* _Work required_
Keep the pictures out of the copy and print all the entries below exactly.

(Extracted data entries)
_ _ _ _ _ _ _
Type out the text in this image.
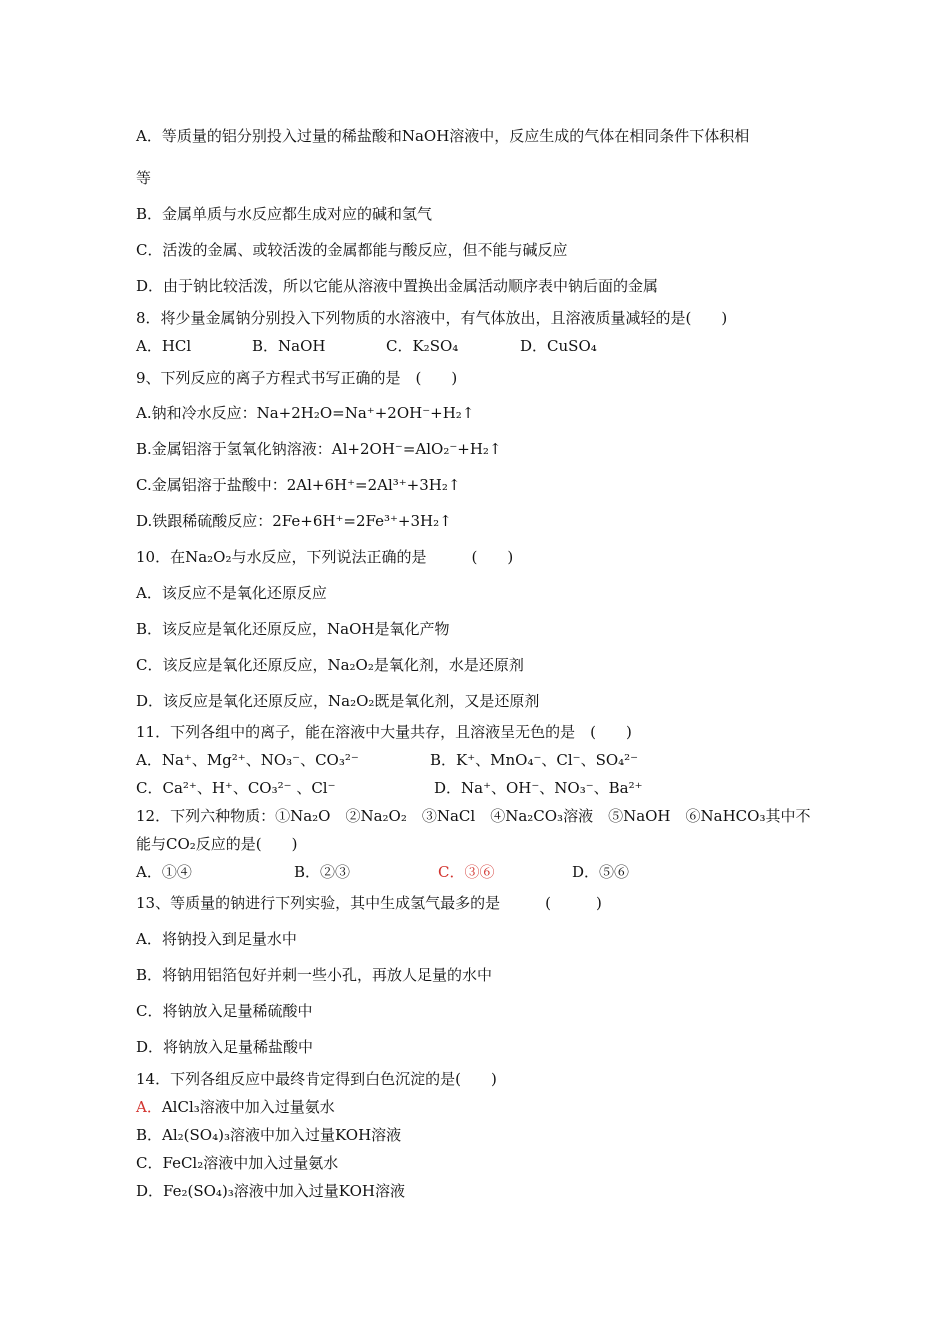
A．等质量的铝分别投入过量的稀盐酸和NaOH溶液中，反应生成的气体在相同条件下体积相
等
B．金属单质与水反应都生成对应的碱和氢气
C．活泼的金属、或较活泼的金属都能与酸反应，但不能与碱反应
D．由于钠比较活泼，所以它能从溶液中置换出金属活动顺序表中钠后面的金属
8．将少量金属钠分别投入下列物质的水溶液中，有气体放出，且溶液质量减轻的是(　　)
A．HCl	B．NaOH	C．K₂SO₄	D．CuSO₄
9、下列反应的离子方程式书写正确的是　(　　)
A.钠和冷水反应：Na+2H₂O=Na⁺+2OH⁻+H₂↑
B.金属铝溶于氢氧化钠溶液：Al+2OH⁻=AlO₂⁻+H₂↑
C.金属铝溶于盐酸中：2Al+6H⁺=2Al³⁺+3H₂↑
D.铁跟稀硫酸反应：2Fe+6H⁺=2Fe³⁺+3H₂↑
10．在Na₂O₂与水反应，下列说法正确的是　　　(　　)
A．该反应不是氧化还原反应
B．该反应是氧化还原反应，NaOH是氧化产物
C．该反应是氧化还原反应，Na₂O₂是氧化剂，水是还原剂
D．该反应是氧化还原反应，Na₂O₂既是氧化剂，又是还原剂
11．下列各组中的离子，能在溶液中大量共存，且溶液呈无色的是　(　　)
A．Na⁺、Mg²⁺、NO₃⁻、CO₃²⁻	B．K⁺、MnO₄⁻、Cl⁻、SO₄²⁻
C．Ca²⁺、H⁺、CO₃²⁻ 、Cl⁻	D．Na⁺、OH⁻、NO₃⁻、Ba²⁺
12．下列六种物质：①Na₂O　②Na₂O₂　③NaCl　④Na₂CO₃溶液　⑤NaOH　⑥NaHCO₃其中不
能与CO₂反应的是(　　)
A．①④	B．②③	C．③⑥	D．⑤⑥
13、等质量的钠进行下列实验，其中生成氢气最多的是　　　(　　　)
A．将钠投入到足量水中
B．将钠用铝箔包好并刺一些小孔，再放人足量的水中
C．将钠放入足量稀硫酸中
D．将钠放入足量稀盐酸中
14．下列各组反应中最终肯定得到白色沉淀的是(　　)
A．AlCl₃溶液中加入过量氨水
B．Al₂(SO₄)₃溶液中加入过量KOH溶液
C．FeCl₂溶液中加入过量氨水
D．Fe₂(SO₄)₃溶液中加入过量KOH溶液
_ _ _ _ _ _ _
* _Task output_
Type out the text in this image.
A．等质量的铝分别投入过量的稀盐酸和NaOH溶液中，反应生成的气体在相同条件下体积相
等
B．金属单质与水反应都生成对应的碱和氢气
C．活泼的金属、或较活泼的金属都能与酸反应，但不能与碱反应
D．由于钠比较活泼，所以它能从溶液中置换出金属活动顺序表中钠后面的金属
8．将少量金属钠分别投入下列物质的水溶液中，有气体放出，且溶液质量减轻的是(　　)
A．HCl	B．NaOH	C．K₂SO₄	D．CuSO₄
9、下列反应的离子方程式书写正确的是　(　　)
A.钠和冷水反应：Na+2H₂O=Na⁺+2OH⁻+H₂↑
B.金属铝溶于氢氧化钠溶液：Al+2OH⁻=AlO₂⁻+H₂↑
C.金属铝溶于盐酸中：2Al+6H⁺=2Al³⁺+3H₂↑
D.铁跟稀硫酸反应：2Fe+6H⁺=2Fe³⁺+3H₂↑
10．在Na₂O₂与水反应，下列说法正确的是　　　(　　)
A．该反应不是氧化还原反应
B．该反应是氧化还原反应，NaOH是氧化产物
C．该反应是氧化还原反应，Na₂O₂是氧化剂，水是还原剂
D．该反应是氧化还原反应，Na₂O₂既是氧化剂，又是还原剂
11．下列各组中的离子，能在溶液中大量共存，且溶液呈无色的是　(　　)
A．Na⁺、Mg²⁺、NO₃⁻、CO₃²⁻	B．K⁺、MnO₄⁻、Cl⁻、SO₄²⁻
C．Ca²⁺、H⁺、CO₃²⁻ 、Cl⁻	D．Na⁺、OH⁻、NO₃⁻、Ba²⁺
12．下列六种物质：①Na₂O　②Na₂O₂　③NaCl　④Na₂CO₃溶液　⑤NaOH　⑥NaHCO₃其中不
能与CO₂反应的是(　　)
A．①④	B．②③	C．③⑥	D．⑤⑥
13、等质量的钠进行下列实验，其中生成氢气最多的是　　　(　　　)
A．将钠投入到足量水中
B．将钠用铝箔包好并刺一些小孔，再放人足量的水中
C．将钠放入足量稀硫酸中
D．将钠放入足量稀盐酸中
14．下列各组反应中最终肯定得到白色沉淀的是(　　)
A．AlCl₃溶液中加入过量氨水
B．Al₂(SO₄)₃溶液中加入过量KOH溶液
C．FeCl₂溶液中加入过量氨水
D．Fe₂(SO₄)₃溶液中加入过量KOH溶液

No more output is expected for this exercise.